Goal ▸ State how many lines of the listing below include the word "Shipping". Give only the number.

Records for processing ▸
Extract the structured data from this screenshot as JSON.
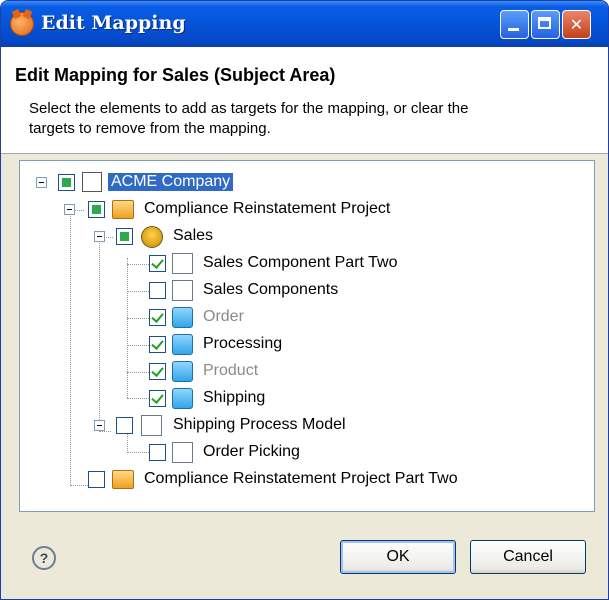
{
  "window": {
    "title": "Edit Mapping",
    "controls": [
      "minimize-icon",
      "maximize-icon",
      "close-icon"
    ]
  },
  "header": {
    "title": "Edit Mapping for Sales (Subject Area)",
    "description": "Select the elements to add as targets for the mapping, or clear the targets to remove from the mapping."
  },
  "tree": {
    "items": [
      {
        "label": "ACME Company",
        "state": "partial",
        "icon": "company-icon",
        "selected": true
      },
      {
        "label": "Compliance Reinstatement Project",
        "state": "partial",
        "icon": "folder-icon"
      },
      {
        "label": "Sales",
        "state": "partial",
        "icon": "subject-area-icon"
      },
      {
        "label": "Sales Component Part Two",
        "state": "checked",
        "icon": "component-icon"
      },
      {
        "label": "Sales Components",
        "state": "unchecked",
        "icon": "component-icon"
      },
      {
        "label": "Order",
        "state": "checked",
        "icon": "entity-icon",
        "greyed": true
      },
      {
        "label": "Processing",
        "state": "checked",
        "icon": "entity-icon"
      },
      {
        "label": "Product",
        "state": "checked",
        "icon": "entity-icon",
        "greyed": true
      },
      {
        "label": "Shipping",
        "state": "checked",
        "icon": "entity-icon"
      },
      {
        "label": "Shipping Process Model",
        "state": "unchecked",
        "icon": "process-model-icon"
      },
      {
        "label": "Order Picking",
        "state": "unchecked",
        "icon": "process-icon"
      },
      {
        "label": "Compliance Reinstatement Project Part Two",
        "state": "unchecked",
        "icon": "folder-icon"
      }
    ]
  },
  "footer": {
    "help_label": "?",
    "ok_label": "OK",
    "cancel_label": "Cancel"
  },
  "colors": {
    "titlebar": "#0553d8",
    "selection": "#316ac5",
    "check": "#21a121"
  }
}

Worked answer ▸ 2